[WORK TO BE COMPLETED]: Reply with only the number of lines that contain the string "заболеваемости".

[PROVIDED MATERIAL]:
↓
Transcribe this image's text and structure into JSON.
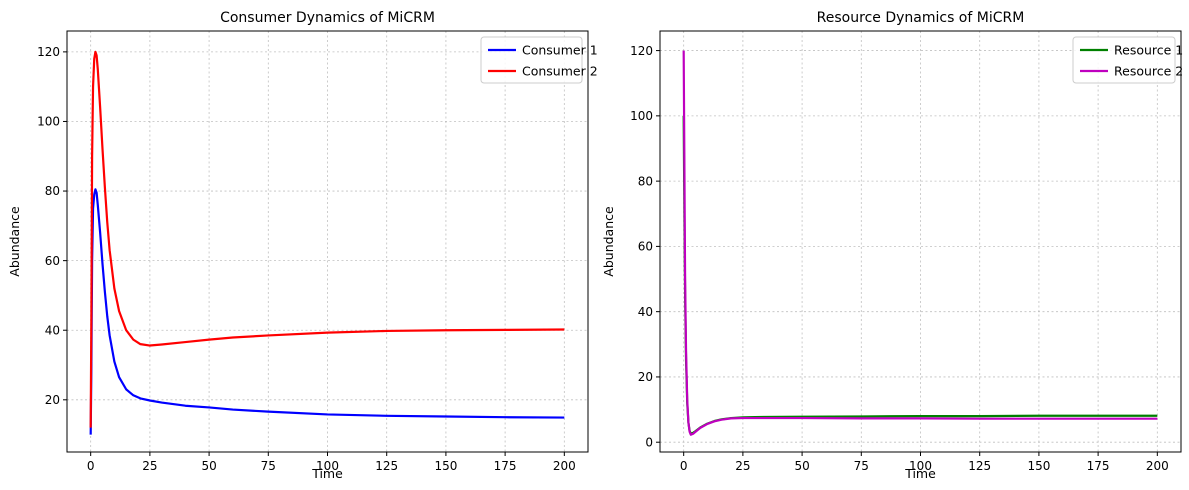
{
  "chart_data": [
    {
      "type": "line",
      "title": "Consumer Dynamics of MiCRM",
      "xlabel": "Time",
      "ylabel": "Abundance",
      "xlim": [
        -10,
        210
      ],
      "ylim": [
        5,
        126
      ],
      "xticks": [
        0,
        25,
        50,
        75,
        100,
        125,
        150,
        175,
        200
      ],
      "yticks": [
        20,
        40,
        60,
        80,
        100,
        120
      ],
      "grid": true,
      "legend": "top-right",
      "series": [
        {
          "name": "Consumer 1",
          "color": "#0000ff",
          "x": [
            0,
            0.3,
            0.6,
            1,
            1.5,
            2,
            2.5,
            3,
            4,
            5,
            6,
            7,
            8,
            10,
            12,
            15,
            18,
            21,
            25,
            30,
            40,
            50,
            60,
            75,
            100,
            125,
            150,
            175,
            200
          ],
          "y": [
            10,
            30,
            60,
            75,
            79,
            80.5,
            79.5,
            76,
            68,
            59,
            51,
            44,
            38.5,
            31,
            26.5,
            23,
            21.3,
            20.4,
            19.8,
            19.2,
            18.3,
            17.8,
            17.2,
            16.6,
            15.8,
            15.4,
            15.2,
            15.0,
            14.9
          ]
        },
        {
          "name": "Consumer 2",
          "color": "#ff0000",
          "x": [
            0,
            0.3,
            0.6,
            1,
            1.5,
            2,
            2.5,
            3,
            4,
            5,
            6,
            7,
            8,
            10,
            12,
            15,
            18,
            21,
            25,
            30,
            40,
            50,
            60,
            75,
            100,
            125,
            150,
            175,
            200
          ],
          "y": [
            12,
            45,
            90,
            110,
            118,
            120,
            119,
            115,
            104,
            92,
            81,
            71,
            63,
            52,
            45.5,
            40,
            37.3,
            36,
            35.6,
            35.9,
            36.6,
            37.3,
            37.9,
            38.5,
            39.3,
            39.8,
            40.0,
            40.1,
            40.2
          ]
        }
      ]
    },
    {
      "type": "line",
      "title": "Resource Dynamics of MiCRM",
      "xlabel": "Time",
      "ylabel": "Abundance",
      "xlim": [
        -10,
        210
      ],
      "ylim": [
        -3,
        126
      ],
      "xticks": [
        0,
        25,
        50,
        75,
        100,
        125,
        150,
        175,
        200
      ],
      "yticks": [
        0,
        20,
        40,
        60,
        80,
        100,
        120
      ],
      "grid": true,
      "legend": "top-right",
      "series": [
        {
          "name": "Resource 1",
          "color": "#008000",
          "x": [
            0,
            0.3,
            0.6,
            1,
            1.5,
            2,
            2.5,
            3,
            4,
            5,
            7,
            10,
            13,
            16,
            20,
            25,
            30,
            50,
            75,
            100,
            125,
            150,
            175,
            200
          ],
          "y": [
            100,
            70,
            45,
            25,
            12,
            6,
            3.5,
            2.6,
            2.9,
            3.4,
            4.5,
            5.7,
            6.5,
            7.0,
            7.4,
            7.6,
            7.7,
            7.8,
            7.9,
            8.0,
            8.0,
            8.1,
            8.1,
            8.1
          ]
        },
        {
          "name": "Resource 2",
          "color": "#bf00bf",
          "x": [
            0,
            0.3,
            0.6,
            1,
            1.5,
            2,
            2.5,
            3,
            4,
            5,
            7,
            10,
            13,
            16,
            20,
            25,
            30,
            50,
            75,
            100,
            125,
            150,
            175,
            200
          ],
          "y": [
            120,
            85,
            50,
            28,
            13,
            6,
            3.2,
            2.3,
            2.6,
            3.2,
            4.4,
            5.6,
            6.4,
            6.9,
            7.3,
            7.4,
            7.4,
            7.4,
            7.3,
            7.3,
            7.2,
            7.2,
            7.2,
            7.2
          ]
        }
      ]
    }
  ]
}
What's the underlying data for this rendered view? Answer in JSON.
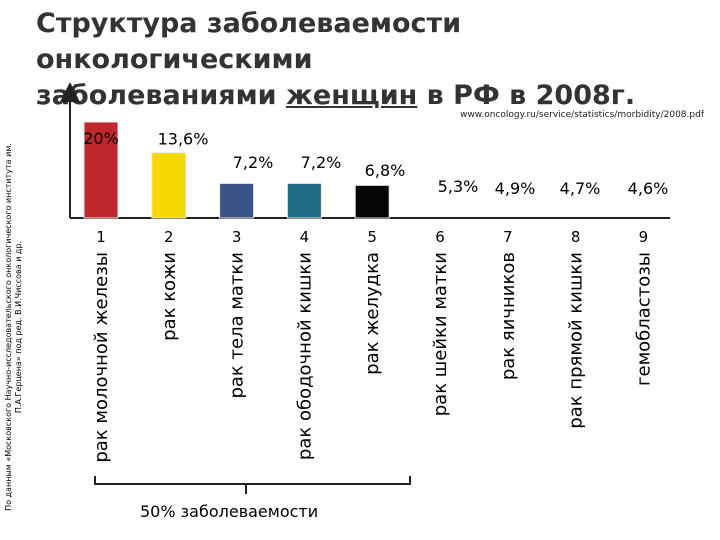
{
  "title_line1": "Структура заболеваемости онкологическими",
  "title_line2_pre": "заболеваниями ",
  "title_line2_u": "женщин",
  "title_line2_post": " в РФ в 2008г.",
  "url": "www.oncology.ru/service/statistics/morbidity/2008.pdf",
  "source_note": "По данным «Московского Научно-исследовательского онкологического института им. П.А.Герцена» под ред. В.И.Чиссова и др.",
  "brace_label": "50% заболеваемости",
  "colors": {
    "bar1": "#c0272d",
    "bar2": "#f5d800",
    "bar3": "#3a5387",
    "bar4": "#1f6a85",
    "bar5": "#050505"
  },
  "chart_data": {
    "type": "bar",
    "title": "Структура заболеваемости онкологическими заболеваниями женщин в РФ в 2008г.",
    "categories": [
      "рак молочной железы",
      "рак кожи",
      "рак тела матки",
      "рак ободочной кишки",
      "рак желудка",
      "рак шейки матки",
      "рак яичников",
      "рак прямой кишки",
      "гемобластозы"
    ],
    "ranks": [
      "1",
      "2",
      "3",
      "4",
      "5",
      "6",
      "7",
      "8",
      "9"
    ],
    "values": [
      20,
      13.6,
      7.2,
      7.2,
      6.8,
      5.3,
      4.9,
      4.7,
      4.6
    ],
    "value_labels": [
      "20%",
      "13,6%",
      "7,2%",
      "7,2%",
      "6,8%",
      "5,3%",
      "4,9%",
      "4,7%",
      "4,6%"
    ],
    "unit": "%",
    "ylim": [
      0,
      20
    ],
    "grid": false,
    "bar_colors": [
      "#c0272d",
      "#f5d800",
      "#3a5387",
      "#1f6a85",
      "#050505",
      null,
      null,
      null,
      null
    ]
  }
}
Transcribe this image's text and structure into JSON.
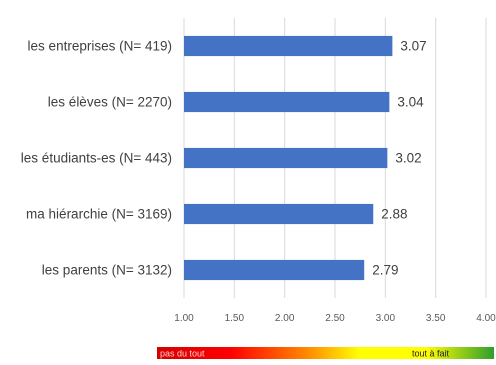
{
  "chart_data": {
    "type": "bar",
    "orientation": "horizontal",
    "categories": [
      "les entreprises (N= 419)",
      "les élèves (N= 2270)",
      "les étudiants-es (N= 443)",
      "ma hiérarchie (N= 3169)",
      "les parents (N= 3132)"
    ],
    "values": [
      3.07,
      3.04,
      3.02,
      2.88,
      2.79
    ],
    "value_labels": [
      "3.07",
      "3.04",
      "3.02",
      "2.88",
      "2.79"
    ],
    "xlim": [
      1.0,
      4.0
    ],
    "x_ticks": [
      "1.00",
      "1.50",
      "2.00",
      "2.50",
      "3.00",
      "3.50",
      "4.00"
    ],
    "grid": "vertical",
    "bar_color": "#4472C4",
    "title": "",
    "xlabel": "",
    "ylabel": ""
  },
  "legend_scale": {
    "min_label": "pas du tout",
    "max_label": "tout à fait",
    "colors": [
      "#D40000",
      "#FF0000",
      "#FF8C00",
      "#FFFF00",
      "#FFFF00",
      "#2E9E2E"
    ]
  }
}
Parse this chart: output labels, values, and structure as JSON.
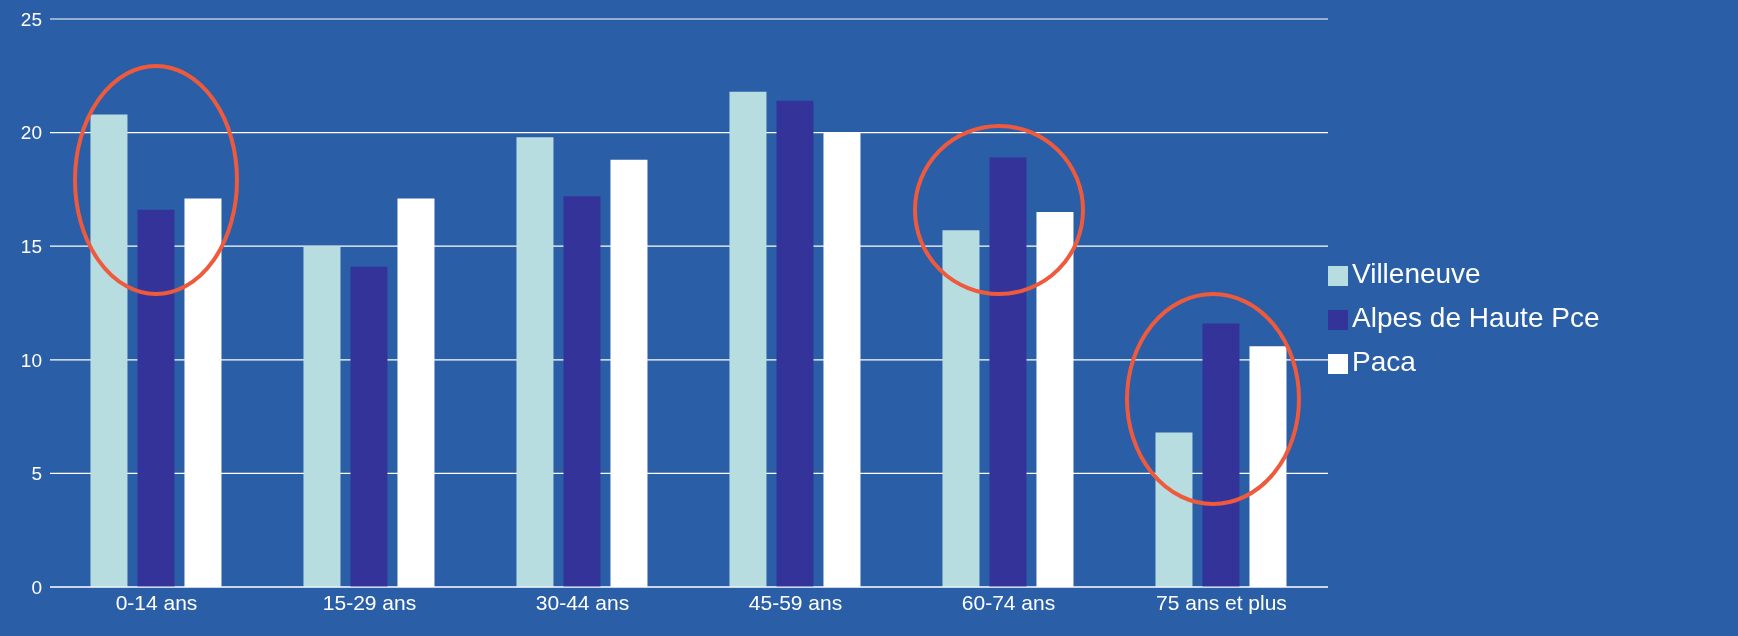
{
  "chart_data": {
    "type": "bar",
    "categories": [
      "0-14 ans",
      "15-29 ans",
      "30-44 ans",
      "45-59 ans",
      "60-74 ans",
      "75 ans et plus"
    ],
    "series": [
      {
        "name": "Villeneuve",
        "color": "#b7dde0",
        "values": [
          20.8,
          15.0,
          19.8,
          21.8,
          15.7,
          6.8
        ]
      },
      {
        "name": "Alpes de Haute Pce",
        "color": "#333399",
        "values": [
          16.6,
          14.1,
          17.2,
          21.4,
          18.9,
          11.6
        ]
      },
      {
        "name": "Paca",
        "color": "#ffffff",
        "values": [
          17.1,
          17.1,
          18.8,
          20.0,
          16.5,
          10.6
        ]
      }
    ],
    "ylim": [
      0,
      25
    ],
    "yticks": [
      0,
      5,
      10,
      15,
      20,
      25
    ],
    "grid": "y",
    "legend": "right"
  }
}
↑
[ANSWER]: 3